>> start RECORDS PROVIDED

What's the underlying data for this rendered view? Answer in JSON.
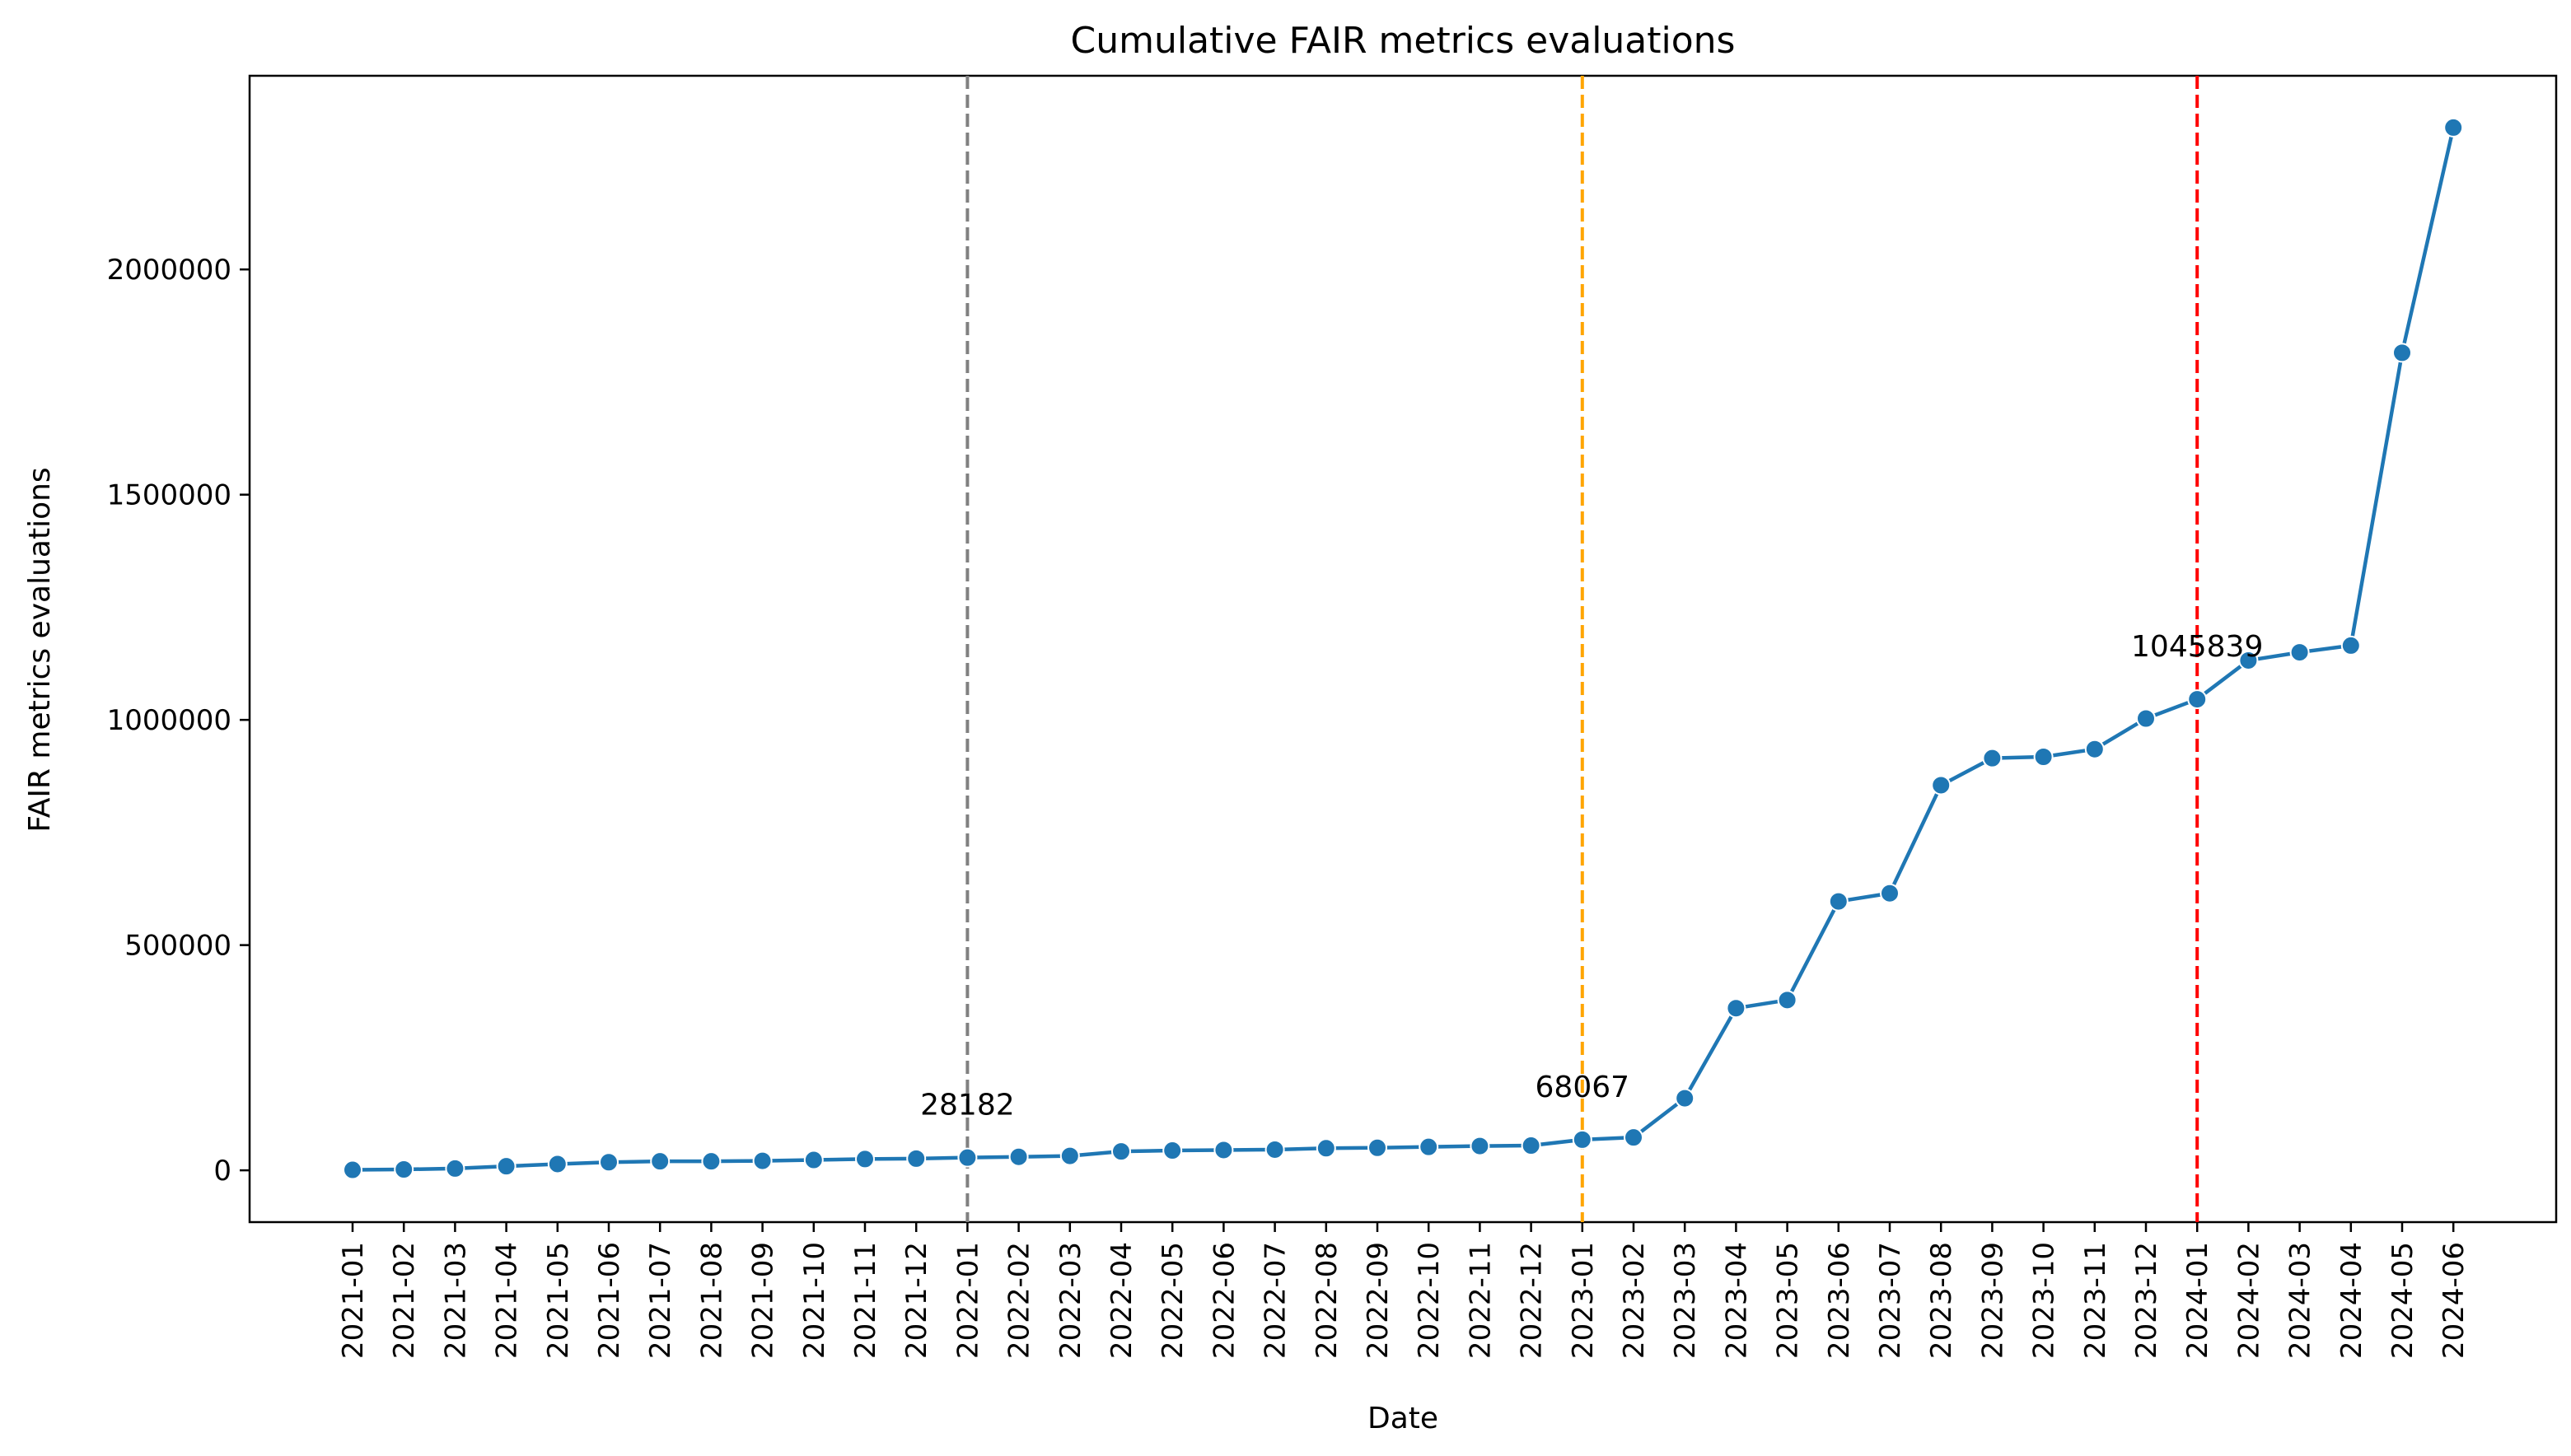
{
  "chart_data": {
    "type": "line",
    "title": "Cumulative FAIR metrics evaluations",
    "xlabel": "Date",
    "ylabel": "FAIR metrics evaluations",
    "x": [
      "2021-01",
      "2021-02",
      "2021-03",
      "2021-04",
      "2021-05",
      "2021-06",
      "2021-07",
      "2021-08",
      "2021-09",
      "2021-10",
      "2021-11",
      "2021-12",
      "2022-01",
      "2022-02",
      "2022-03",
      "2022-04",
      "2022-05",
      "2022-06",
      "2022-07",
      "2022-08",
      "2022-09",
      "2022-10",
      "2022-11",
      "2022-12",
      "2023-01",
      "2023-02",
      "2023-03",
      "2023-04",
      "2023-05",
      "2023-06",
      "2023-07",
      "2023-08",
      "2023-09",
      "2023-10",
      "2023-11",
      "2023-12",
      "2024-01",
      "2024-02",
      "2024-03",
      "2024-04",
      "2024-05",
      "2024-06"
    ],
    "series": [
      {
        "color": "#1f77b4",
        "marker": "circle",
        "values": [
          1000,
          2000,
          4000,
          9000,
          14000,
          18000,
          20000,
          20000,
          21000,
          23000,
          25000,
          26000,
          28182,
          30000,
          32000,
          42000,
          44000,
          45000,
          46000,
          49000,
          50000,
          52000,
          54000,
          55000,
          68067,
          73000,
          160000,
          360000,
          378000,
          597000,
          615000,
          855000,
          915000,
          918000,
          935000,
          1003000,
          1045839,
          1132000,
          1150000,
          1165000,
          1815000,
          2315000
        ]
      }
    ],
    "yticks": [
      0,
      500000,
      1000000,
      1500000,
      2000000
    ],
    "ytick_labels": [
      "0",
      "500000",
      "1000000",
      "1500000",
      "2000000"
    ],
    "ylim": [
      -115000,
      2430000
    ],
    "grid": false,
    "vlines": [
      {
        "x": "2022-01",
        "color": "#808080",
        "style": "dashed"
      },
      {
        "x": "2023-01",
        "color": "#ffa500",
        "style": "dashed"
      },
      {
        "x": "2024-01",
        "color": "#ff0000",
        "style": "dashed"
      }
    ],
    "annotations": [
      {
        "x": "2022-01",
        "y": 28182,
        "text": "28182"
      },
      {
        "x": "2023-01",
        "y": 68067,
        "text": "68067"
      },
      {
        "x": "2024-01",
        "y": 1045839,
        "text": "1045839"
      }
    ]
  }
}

>> end RECORDS PROVIDED

EXERCISE GOAL:
Retype the data above exactly; pictures are not part of the copy.

EXPECTED ANSWER:
What's the underlying data for this rendered view? Answer in JSON.
{
  "chart_data": {
    "type": "line",
    "title": "Cumulative FAIR metrics evaluations",
    "xlabel": "Date",
    "ylabel": "FAIR metrics evaluations",
    "x": [
      "2021-01",
      "2021-02",
      "2021-03",
      "2021-04",
      "2021-05",
      "2021-06",
      "2021-07",
      "2021-08",
      "2021-09",
      "2021-10",
      "2021-11",
      "2021-12",
      "2022-01",
      "2022-02",
      "2022-03",
      "2022-04",
      "2022-05",
      "2022-06",
      "2022-07",
      "2022-08",
      "2022-09",
      "2022-10",
      "2022-11",
      "2022-12",
      "2023-01",
      "2023-02",
      "2023-03",
      "2023-04",
      "2023-05",
      "2023-06",
      "2023-07",
      "2023-08",
      "2023-09",
      "2023-10",
      "2023-11",
      "2023-12",
      "2024-01",
      "2024-02",
      "2024-03",
      "2024-04",
      "2024-05",
      "2024-06"
    ],
    "series": [
      {
        "color": "#1f77b4",
        "marker": "circle",
        "values": [
          1000,
          2000,
          4000,
          9000,
          14000,
          18000,
          20000,
          20000,
          21000,
          23000,
          25000,
          26000,
          28182,
          30000,
          32000,
          42000,
          44000,
          45000,
          46000,
          49000,
          50000,
          52000,
          54000,
          55000,
          68067,
          73000,
          160000,
          360000,
          378000,
          597000,
          615000,
          855000,
          915000,
          918000,
          935000,
          1003000,
          1045839,
          1132000,
          1150000,
          1165000,
          1815000,
          2315000
        ]
      }
    ],
    "yticks": [
      0,
      500000,
      1000000,
      1500000,
      2000000
    ],
    "ytick_labels": [
      "0",
      "500000",
      "1000000",
      "1500000",
      "2000000"
    ],
    "ylim": [
      -115000,
      2430000
    ],
    "grid": false,
    "vlines": [
      {
        "x": "2022-01",
        "color": "#808080",
        "style": "dashed"
      },
      {
        "x": "2023-01",
        "color": "#ffa500",
        "style": "dashed"
      },
      {
        "x": "2024-01",
        "color": "#ff0000",
        "style": "dashed"
      }
    ],
    "annotations": [
      {
        "x": "2022-01",
        "y": 28182,
        "text": "28182"
      },
      {
        "x": "2023-01",
        "y": 68067,
        "text": "68067"
      },
      {
        "x": "2024-01",
        "y": 1045839,
        "text": "1045839"
      }
    ]
  }
}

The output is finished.